■ **DESCRIPTION OF THE TASK**
Copy each record exactly as it reads, leaving out any pictures it holds.

◆ ◆ ◆ ◆ ◆

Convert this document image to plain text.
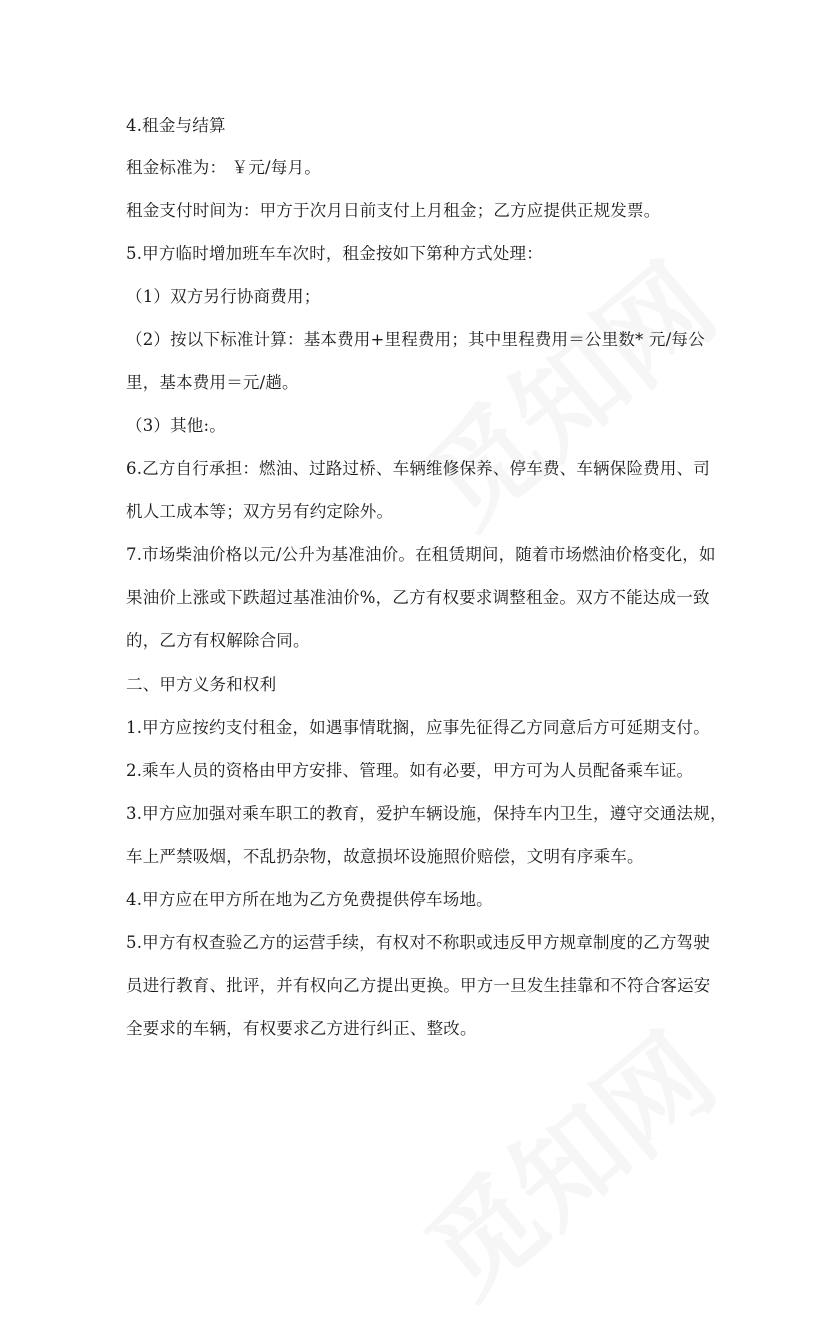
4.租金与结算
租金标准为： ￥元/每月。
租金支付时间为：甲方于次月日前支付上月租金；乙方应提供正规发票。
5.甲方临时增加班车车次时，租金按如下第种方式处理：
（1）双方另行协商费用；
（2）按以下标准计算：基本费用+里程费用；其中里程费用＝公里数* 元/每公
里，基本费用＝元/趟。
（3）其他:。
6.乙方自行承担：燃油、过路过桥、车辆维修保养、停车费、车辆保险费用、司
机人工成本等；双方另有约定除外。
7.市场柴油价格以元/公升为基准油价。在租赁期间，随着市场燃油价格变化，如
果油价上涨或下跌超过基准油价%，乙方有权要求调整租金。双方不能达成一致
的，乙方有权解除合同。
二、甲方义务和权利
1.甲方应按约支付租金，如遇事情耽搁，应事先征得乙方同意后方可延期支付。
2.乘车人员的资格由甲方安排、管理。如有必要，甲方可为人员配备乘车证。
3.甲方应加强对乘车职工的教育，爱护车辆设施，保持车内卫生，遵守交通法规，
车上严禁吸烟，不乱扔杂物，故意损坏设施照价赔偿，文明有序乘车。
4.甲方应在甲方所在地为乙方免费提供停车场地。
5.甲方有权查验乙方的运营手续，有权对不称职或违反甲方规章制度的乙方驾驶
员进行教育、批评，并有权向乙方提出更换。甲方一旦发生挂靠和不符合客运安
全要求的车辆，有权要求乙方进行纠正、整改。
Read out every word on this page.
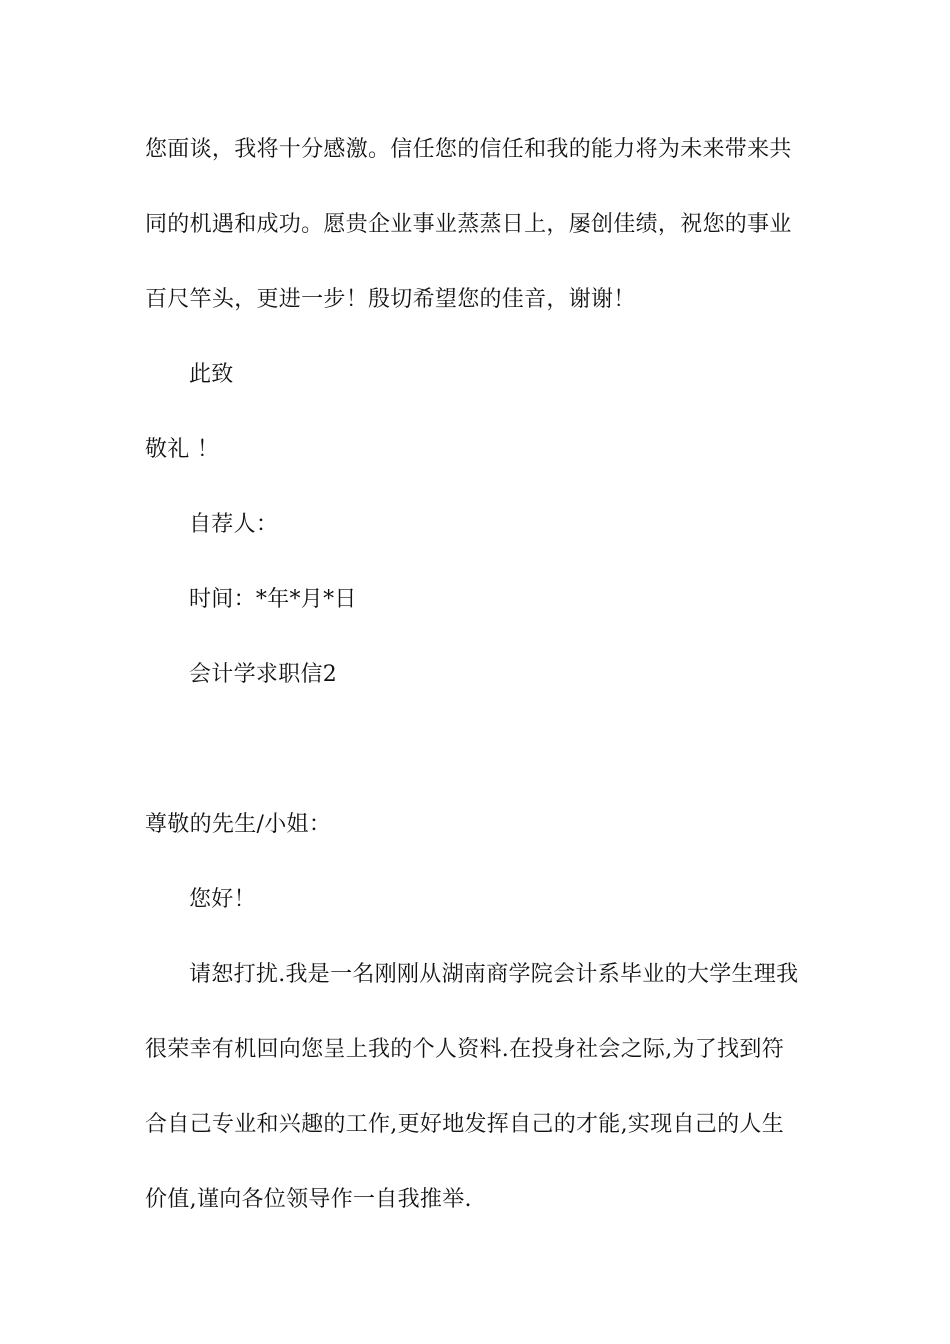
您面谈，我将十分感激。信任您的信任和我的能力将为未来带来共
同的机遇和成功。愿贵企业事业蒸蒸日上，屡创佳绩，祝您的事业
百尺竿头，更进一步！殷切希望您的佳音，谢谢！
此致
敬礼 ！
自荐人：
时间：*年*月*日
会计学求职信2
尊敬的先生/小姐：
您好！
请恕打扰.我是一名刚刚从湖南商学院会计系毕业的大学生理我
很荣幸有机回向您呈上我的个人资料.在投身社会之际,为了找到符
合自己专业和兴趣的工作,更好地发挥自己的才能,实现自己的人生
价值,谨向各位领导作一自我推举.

◆ ◆ ◆ ◆ ◆

■ **SOLUTION TO THE PROBLEM**
Convert this document image to plain text.
4.租金与结算
租金标准为： ￥元/每月。
租金支付时间为：甲方于次月日前支付上月租金；乙方应提供正规发票。
5.甲方临时增加班车车次时，租金按如下第种方式处理：
（1）双方另行协商费用；
（2）按以下标准计算：基本费用+里程费用；其中里程费用＝公里数* 元/每公
里，基本费用＝元/趟。
（3）其他:。
6.乙方自行承担：燃油、过路过桥、车辆维修保养、停车费、车辆保险费用、司
机人工成本等；双方另有约定除外。
7.市场柴油价格以元/公升为基准油价。在租赁期间，随着市场燃油价格变化，如
果油价上涨或下跌超过基准油价%，乙方有权要求调整租金。双方不能达成一致
的，乙方有权解除合同。
二、甲方义务和权利
1.甲方应按约支付租金，如遇事情耽搁，应事先征得乙方同意后方可延期支付。
2.乘车人员的资格由甲方安排、管理。如有必要，甲方可为人员配备乘车证。
3.甲方应加强对乘车职工的教育，爱护车辆设施，保持车内卫生，遵守交通法规，
车上严禁吸烟，不乱扔杂物，故意损坏设施照价赔偿，文明有序乘车。
4.甲方应在甲方所在地为乙方免费提供停车场地。
5.甲方有权查验乙方的运营手续，有权对不称职或违反甲方规章制度的乙方驾驶
员进行教育、批评，并有权向乙方提出更换。甲方一旦发生挂靠和不符合客运安
全要求的车辆，有权要求乙方进行纠正、整改。
Read out every word on this page.
您面谈，我将十分感激。信任您的信任和我的能力将为未来带来共
同的机遇和成功。愿贵企业事业蒸蒸日上，屡创佳绩，祝您的事业
百尺竿头，更进一步！殷切希望您的佳音，谢谢！
此致
敬礼 ！
自荐人：
时间：*年*月*日
会计学求职信2
尊敬的先生/小姐：
您好！
请恕打扰.我是一名刚刚从湖南商学院会计系毕业的大学生理我
很荣幸有机回向您呈上我的个人资料.在投身社会之际,为了找到符
合自己专业和兴趣的工作,更好地发挥自己的才能,实现自己的人生
价值,谨向各位领导作一自我推举.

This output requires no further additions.